» INSTRUCTION
Copy out the blog post on running and Joy word for word, from its date line to its final question.

» PASSAGE

Friday, January 23, 2015

For the Joy

I remember reading Killian's book, Run or Die, last year and one particular part has stuck with me. I would quote it directly but I lent the book to a friend, who will remain nameless, who has not returned it (Laura!). Kidding, keep it as long as you need to, Laura. Back on track. The part of the book I remember most is when Killian recalls coming home from a run and recounting the day's adventures to his now ex-girlfriend. As he animatedly wraps up his story and finishes showing off his photos, he asks his lady friend about her adventures and she cries and says that it was wonderful but that there was no way to fully get someone to share in the feeling and thrill of the day.

I've felt this feeling so many times. No many how many pictures I share on Facebook, no matter how detailed my blog posts are, even if I personally sit with you and talk about my adventures there is no way to pass on the Joy that I feel when I'm out exploring. At my core, I am a "feeler" and though I can use my words to get others to know things, I'm always caught in a paradox of not feeling understood until someone feels what I am feeling. Getting someone to feel what you feel is very different than getting someone to know how you feel. Some writers have a unique ability to do this. If you don't know what I'm talking about read Jenn Hughes' piece from Trail Runner magazine about the Hardrock 100 here.

Lately I've been unhappy with my blog and I think it's because I've spent so much time writing about things instead of capturing the essence of the thing itself, instead of extracting the emotion I felt in an experience and impressing that feeling upon you, the reader. Normally what happens when I start monologuing about this is I stop right about here and hold the backspace key for a long time. Not this day. I'm no Jenn Hughes, though, so don't expect me to make you feel any great emotion. What I want to do is ask a question. People often ask themselves why they run. Regardless of the details, I think most people run because it gives them a Joy that they are otherwise unable to attain in daily life. The question I've been thinking about is what about running gives you the Joy?

» DATA ROWS
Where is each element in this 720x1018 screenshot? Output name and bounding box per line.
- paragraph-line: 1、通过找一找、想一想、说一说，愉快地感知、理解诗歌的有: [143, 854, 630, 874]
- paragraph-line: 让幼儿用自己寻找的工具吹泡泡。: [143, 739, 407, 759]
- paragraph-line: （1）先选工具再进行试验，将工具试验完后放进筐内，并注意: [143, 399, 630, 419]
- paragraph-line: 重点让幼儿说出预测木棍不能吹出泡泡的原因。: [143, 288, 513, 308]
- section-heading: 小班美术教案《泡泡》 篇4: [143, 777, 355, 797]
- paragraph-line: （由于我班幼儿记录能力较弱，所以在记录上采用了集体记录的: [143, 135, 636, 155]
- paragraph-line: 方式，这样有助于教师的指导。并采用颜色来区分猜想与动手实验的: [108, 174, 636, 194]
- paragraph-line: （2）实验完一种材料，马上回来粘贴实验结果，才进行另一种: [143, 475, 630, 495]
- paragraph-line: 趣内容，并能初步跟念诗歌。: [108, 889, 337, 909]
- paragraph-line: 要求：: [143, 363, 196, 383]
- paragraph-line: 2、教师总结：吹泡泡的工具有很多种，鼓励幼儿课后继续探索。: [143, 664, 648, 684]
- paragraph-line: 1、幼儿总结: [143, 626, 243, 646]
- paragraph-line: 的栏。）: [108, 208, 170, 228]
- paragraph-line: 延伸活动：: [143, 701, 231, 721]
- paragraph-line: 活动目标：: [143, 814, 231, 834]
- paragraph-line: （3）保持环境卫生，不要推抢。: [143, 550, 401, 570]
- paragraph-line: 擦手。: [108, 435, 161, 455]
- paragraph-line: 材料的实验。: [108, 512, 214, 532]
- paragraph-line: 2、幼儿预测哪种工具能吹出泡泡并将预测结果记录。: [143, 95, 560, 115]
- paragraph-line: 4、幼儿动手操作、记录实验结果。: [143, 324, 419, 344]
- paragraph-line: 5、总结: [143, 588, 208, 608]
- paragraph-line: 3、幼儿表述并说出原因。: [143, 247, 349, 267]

» WORKED ANSWER
Friday, January 23, 2015

For the Joy

I remember reading Killian's book, Run or Die, last year and one particular part has stuck with me. I would quote it directly but I lent the book to a friend, who will remain nameless, who has not returned it (Laura!). Kidding, keep it as long as you need to, Laura. Back on track. The part of the book I remember most is when Killian recalls coming home from a run and recounting the day's adventures to his now ex-girlfriend. As he animatedly wraps up his story and finishes showing off his photos, he asks his lady friend about her adventures and she cries and says that it was wonderful but that there was no way to fully get someone to share in the feeling and thrill of the day.

I've felt this feeling so many times. No many how many pictures I share on Facebook, no matter how detailed my blog posts are, even if I personally sit with you and talk about my adventures there is no way to pass on the Joy that I feel when I'm out exploring. At my core, I am a "feeler" and though I can use my words to get others to know things, I'm always caught in a paradox of not feeling understood until someone feels what I am feeling. Getting someone to feel what you feel is very different than getting someone to know how you feel. Some writers have a unique ability to do this. If you don't know what I'm talking about read Jenn Hughes' piece from Trail Runner magazine about the Hardrock 100 here.

Lately I've been unhappy with my blog and I think it's because I've spent so much time writing about things instead of capturing the essence of the thing itself, instead of extracting the emotion I felt in an experience and impressing that feeling upon you, the reader. Normally what happens when I start monologuing about this is I stop right about here and hold the backspace key for a long time. Not this day. I'm no Jenn Hughes, though, so don't expect me to make you feel any great emotion. What I want to do is ask a question. People often ask themselves why they run. Regardless of the details, I think most people run because it gives them a Joy that they are otherwise unable to attain in daily life. The question I've been thinking about is what about running gives you the Joy?